[Provided information — start]

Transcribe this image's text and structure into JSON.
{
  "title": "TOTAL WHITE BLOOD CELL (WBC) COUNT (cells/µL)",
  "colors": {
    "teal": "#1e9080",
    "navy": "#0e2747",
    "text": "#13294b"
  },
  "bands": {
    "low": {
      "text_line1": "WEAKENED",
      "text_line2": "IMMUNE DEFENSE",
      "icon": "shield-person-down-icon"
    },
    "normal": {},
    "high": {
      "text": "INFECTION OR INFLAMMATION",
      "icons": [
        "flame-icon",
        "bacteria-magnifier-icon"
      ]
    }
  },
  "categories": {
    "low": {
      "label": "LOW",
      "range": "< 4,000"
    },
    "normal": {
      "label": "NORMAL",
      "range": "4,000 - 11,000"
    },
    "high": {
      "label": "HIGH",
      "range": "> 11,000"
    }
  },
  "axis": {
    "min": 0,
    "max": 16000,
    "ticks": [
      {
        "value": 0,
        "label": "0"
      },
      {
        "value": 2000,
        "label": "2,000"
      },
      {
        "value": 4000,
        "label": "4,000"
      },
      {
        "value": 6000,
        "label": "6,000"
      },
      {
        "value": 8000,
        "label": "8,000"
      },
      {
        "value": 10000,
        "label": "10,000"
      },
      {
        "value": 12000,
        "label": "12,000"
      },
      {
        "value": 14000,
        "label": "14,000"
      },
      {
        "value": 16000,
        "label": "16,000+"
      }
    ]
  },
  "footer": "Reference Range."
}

[Provided information — finish]

*Aim of the task*: Please output every record exactly as it appears.

*Solution for this problem*:
Transcribe this image's text and structure into JSON.
{
  "title": "TOTAL WHITE BLOOD CELL (WBC) COUNT (cells/µL)",
  "colors": {
    "teal": "#1e9080",
    "navy": "#0e2747",
    "text": "#13294b"
  },
  "bands": {
    "low": {
      "text_line1": "WEAKENED",
      "text_line2": "IMMUNE DEFENSE",
      "icon": "shield-person-down-icon"
    },
    "normal": {},
    "high": {
      "text": "INFECTION OR INFLAMMATION",
      "icons": [
        "flame-icon",
        "bacteria-magnifier-icon"
      ]
    }
  },
  "categories": {
    "low": {
      "label": "LOW",
      "range": "< 4,000"
    },
    "normal": {
      "label": "NORMAL",
      "range": "4,000 - 11,000"
    },
    "high": {
      "label": "HIGH",
      "range": "> 11,000"
    }
  },
  "axis": {
    "min": 0,
    "max": 16000,
    "ticks": [
      {
        "value": 0,
        "label": "0"
      },
      {
        "value": 2000,
        "label": "2,000"
      },
      {
        "value": 4000,
        "label": "4,000"
      },
      {
        "value": 6000,
        "label": "6,000"
      },
      {
        "value": 8000,
        "label": "8,000"
      },
      {
        "value": 10000,
        "label": "10,000"
      },
      {
        "value": 12000,
        "label": "12,000"
      },
      {
        "value": 14000,
        "label": "14,000"
      },
      {
        "value": 16000,
        "label": "16,000+"
      }
    ]
  },
  "footer": "Reference Range."
}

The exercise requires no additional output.